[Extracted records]
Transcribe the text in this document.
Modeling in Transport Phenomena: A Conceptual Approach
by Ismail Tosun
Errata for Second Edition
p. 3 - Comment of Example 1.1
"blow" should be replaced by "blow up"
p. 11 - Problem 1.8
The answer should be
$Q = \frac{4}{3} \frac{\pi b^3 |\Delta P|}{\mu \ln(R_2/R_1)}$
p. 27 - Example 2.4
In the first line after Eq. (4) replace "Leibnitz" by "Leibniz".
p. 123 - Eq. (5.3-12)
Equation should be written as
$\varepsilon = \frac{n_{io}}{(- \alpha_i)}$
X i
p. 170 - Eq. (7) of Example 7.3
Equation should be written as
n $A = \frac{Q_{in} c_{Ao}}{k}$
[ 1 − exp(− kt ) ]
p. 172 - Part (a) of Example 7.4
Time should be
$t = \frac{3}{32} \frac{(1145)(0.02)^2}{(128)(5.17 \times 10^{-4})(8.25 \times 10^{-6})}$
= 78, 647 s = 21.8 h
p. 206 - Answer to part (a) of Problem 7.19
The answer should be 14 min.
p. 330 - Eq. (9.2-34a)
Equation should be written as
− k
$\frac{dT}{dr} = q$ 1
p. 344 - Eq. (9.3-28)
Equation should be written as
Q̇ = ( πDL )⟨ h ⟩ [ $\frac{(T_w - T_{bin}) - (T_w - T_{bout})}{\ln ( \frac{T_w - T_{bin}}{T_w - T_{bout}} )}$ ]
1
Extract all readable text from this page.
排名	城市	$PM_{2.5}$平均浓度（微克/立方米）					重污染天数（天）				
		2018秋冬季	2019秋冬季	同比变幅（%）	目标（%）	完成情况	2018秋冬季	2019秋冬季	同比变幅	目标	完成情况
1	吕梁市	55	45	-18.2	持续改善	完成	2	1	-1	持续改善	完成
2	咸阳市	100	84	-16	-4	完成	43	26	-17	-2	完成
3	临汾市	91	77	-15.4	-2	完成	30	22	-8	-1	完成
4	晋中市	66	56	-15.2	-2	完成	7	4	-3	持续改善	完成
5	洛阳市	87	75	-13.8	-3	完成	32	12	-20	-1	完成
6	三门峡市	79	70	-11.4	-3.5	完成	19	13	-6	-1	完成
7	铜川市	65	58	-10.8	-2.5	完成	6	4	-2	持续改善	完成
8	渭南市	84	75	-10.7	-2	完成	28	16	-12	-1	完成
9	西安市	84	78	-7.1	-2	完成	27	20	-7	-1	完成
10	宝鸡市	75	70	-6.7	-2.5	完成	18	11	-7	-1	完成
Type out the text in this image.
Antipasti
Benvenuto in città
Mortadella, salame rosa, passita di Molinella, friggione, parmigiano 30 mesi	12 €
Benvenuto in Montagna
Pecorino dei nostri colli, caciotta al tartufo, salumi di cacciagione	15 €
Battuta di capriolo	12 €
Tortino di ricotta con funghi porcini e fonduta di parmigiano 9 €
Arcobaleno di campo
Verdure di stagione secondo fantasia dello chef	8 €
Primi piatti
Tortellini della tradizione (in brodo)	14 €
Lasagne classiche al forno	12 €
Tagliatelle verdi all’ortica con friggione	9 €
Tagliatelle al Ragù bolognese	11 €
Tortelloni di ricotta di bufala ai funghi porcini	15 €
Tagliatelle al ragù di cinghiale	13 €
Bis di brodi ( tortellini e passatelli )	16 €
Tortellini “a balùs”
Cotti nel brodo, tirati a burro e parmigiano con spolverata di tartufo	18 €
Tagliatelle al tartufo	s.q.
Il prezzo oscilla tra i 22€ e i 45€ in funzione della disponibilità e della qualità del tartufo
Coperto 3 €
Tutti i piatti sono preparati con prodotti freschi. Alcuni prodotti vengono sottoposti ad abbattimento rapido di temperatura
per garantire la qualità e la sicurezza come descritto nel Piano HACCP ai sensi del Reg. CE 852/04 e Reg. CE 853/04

* * *

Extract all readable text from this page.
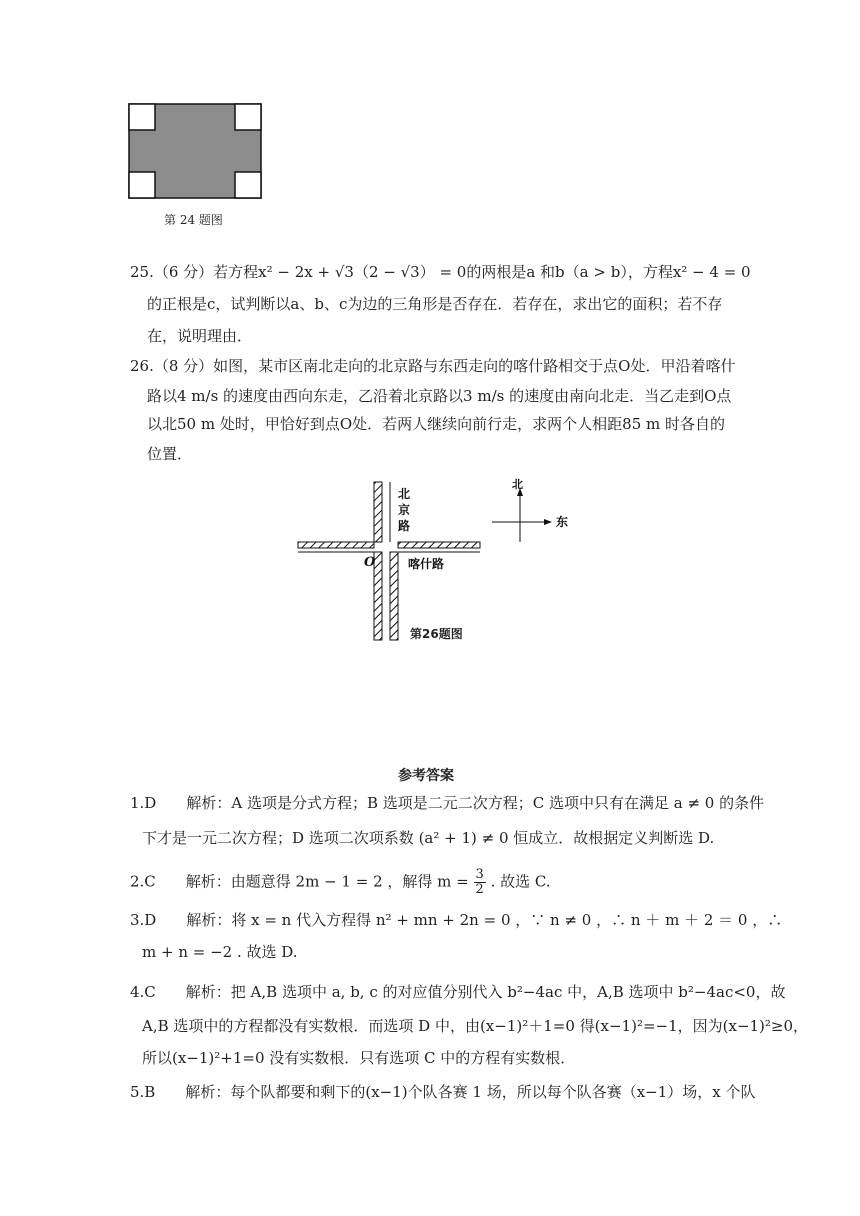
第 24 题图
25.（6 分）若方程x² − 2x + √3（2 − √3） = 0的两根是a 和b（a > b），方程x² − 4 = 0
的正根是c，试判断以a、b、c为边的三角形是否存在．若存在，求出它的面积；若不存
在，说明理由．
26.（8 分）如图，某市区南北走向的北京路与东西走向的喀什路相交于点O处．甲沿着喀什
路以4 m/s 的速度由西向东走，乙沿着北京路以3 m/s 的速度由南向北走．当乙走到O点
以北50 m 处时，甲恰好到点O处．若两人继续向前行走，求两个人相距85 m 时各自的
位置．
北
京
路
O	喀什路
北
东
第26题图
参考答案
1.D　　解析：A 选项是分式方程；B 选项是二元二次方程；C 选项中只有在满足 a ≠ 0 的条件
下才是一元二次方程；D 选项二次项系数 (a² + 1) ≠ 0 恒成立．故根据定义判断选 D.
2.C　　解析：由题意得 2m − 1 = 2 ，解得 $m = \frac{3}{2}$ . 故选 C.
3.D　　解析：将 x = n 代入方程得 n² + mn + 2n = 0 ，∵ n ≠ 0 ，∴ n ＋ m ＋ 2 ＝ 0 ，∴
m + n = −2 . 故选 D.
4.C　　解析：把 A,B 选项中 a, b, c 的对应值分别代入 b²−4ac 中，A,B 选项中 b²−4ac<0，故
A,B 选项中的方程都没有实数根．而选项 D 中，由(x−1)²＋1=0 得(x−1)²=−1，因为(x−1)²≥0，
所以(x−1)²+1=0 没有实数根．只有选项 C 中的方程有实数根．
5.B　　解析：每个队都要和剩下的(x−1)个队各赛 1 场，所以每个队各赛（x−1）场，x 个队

→ **PROBLEM DESCRIPTION**
From the entries above, list each line with "parmigiano" in it.

→ **SOLUTION TO THIS TASK**
Mortadella, salame rosa, passita di Molinella, friggione, parmigiano 30 mesi	12 €
Tortino di ricotta con funghi porcini e fonduta di parmigiano 9 €
Cotti nel brodo, tirati a burro e parmigiano con spolverata di tartufo	18 €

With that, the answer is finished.